[Excerpt from a dataset]
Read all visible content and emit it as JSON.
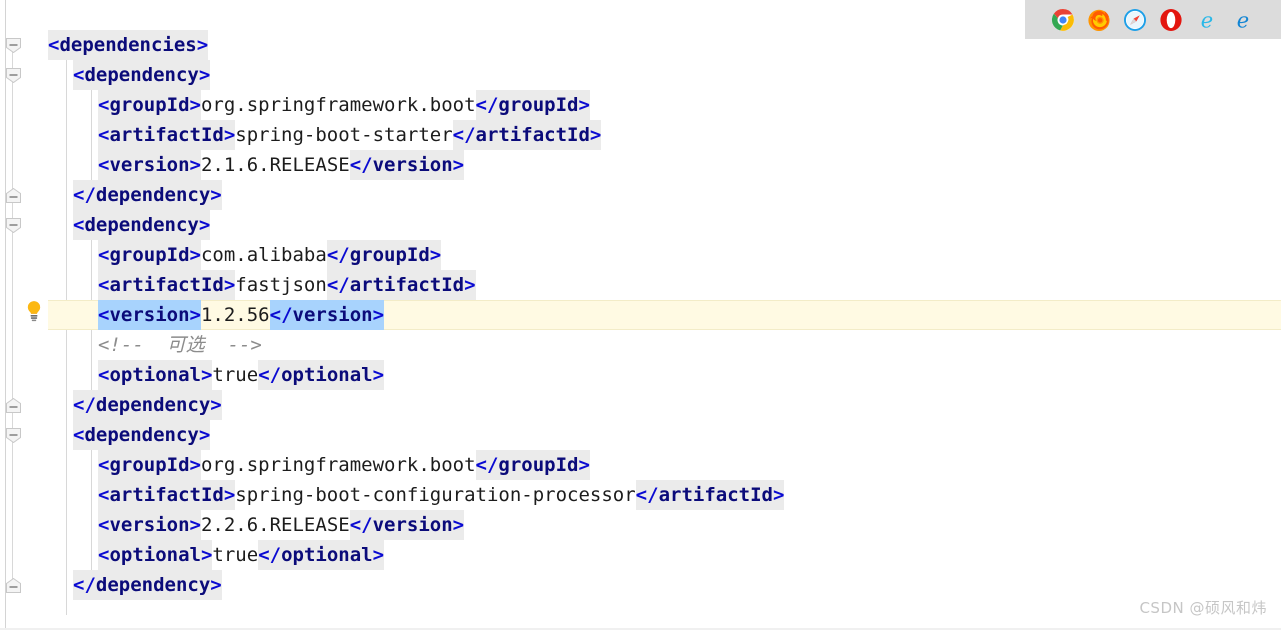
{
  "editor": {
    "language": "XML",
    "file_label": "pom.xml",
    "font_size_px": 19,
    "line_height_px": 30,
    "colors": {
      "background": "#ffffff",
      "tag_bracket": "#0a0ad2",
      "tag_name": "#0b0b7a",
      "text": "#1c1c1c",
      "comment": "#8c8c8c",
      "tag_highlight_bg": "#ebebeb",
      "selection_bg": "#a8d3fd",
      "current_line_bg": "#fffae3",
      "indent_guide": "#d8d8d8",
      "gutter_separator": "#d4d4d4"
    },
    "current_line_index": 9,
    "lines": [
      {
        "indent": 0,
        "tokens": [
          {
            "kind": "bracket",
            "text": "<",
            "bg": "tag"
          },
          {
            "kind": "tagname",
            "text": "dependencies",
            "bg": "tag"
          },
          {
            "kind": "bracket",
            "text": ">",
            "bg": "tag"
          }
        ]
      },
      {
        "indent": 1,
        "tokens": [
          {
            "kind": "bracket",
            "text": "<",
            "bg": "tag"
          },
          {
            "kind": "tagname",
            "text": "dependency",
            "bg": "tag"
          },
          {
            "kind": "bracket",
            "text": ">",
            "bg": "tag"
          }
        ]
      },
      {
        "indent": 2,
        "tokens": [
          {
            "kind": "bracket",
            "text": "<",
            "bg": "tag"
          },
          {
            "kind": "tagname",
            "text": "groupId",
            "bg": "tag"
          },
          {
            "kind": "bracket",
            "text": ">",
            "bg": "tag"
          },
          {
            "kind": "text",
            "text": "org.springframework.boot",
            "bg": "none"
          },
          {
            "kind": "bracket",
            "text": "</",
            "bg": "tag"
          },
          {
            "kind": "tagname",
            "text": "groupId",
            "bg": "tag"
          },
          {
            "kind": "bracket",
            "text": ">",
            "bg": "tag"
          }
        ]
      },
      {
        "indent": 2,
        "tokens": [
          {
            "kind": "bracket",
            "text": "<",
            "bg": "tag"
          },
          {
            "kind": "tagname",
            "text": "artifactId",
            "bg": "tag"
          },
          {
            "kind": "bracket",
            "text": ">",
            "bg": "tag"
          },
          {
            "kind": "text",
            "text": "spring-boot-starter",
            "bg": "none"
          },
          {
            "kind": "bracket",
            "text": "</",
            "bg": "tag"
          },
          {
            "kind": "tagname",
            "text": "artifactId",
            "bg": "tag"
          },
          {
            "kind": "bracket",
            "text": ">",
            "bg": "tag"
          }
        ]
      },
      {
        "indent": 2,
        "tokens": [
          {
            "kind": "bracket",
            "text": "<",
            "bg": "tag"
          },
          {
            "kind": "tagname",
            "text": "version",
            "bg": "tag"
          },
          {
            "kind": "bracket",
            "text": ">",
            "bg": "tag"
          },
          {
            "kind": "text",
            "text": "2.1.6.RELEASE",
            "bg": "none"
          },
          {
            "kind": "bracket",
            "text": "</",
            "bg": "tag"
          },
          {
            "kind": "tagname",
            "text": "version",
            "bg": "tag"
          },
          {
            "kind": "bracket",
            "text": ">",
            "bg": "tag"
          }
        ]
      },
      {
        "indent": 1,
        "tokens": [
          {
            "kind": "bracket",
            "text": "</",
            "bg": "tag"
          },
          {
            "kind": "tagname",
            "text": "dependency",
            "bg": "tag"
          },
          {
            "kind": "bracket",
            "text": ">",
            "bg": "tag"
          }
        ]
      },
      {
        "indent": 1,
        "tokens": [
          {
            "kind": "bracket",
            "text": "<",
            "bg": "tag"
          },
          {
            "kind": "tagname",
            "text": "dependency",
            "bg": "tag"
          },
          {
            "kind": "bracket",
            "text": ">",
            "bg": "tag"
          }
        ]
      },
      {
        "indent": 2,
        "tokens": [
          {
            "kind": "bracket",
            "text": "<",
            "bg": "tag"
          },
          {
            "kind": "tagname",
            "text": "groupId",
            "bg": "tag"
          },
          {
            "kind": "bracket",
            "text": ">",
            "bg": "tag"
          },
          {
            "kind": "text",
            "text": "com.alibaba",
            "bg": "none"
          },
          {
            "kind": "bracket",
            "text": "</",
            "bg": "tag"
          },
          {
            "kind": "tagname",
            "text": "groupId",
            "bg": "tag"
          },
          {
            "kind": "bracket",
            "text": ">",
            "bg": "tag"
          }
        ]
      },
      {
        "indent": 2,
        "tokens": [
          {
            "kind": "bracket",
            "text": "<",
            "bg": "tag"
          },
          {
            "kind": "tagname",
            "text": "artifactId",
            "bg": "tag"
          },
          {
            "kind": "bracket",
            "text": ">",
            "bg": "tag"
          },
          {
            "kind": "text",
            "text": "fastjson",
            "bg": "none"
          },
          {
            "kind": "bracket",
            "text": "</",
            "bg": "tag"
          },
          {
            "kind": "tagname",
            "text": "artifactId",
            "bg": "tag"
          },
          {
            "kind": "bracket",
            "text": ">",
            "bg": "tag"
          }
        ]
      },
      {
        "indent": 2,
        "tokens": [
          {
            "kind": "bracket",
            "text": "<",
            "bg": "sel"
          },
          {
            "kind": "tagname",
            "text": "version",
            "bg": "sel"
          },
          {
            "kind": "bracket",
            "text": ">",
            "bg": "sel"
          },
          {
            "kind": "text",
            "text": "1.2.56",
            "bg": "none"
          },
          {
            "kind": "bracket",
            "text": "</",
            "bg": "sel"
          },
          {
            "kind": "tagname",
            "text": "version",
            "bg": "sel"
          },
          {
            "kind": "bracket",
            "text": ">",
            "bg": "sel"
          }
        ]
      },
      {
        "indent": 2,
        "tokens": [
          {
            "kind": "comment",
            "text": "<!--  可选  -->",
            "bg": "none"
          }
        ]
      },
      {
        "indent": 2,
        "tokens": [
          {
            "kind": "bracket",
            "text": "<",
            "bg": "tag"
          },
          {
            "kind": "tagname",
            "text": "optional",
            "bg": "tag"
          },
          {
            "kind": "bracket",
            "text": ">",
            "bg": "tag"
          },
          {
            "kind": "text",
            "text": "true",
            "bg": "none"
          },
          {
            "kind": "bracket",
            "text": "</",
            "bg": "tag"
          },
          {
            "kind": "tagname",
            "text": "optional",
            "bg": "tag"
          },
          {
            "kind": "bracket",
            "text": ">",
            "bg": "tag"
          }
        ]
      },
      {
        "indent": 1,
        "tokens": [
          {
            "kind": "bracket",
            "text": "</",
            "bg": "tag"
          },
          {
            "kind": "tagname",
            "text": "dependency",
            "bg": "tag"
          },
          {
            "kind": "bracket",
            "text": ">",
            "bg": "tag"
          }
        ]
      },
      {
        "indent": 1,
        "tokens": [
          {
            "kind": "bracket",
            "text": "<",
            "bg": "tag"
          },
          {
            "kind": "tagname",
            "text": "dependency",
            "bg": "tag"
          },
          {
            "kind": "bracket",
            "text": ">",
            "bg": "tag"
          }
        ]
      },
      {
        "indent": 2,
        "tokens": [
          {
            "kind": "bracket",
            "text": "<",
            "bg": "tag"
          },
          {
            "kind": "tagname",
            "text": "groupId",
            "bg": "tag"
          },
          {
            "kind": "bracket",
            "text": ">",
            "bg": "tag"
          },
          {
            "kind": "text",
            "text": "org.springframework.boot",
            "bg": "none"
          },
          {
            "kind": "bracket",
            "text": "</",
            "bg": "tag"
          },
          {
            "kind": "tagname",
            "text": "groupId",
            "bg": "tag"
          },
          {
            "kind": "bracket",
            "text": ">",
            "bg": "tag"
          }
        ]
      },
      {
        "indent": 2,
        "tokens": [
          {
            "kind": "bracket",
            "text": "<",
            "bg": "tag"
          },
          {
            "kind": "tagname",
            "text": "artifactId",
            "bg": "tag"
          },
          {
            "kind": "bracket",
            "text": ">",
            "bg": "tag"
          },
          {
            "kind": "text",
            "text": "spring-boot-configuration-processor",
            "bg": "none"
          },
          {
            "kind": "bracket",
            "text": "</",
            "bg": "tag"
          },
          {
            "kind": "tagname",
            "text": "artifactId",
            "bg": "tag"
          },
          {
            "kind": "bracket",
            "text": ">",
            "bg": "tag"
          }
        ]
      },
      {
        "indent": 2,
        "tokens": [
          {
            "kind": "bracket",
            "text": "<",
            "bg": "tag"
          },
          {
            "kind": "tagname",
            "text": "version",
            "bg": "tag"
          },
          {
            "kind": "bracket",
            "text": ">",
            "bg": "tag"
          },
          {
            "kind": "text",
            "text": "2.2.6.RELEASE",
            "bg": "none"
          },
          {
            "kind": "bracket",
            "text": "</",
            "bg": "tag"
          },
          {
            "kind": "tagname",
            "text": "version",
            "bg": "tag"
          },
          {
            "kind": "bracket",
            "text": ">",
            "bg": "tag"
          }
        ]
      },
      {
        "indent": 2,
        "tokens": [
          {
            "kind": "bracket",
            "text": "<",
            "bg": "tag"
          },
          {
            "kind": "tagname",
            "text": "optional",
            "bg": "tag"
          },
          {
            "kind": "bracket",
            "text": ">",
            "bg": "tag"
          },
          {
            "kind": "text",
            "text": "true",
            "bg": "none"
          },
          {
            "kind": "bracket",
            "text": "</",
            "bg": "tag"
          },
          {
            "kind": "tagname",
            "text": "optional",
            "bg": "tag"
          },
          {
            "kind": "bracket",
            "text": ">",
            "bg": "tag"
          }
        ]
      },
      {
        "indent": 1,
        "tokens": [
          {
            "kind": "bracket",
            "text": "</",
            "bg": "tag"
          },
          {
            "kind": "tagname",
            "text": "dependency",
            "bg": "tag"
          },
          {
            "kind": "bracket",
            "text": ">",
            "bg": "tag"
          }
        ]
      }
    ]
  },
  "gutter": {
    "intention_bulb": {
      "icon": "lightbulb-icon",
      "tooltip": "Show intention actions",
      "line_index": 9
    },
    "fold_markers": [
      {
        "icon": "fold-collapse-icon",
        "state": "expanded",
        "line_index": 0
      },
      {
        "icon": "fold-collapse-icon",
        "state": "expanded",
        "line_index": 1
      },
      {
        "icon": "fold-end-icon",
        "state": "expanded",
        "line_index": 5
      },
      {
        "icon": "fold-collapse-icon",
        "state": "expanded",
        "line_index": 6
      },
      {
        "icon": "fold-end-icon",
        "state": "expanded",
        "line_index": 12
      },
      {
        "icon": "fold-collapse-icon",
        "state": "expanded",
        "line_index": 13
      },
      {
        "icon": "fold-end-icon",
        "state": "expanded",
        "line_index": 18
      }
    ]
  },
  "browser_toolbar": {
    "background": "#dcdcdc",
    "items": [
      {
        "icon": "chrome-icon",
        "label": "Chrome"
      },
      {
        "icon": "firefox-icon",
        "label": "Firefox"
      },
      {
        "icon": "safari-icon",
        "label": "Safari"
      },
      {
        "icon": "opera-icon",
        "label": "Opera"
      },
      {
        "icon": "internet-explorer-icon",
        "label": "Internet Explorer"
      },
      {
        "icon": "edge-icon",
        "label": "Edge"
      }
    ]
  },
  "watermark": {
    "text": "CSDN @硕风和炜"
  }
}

> _Instructions to follow_:
List each line holding the string "background".

> _Result for this exercise_:
      "background": "#ffffff",
    "background": "#dcdcdc",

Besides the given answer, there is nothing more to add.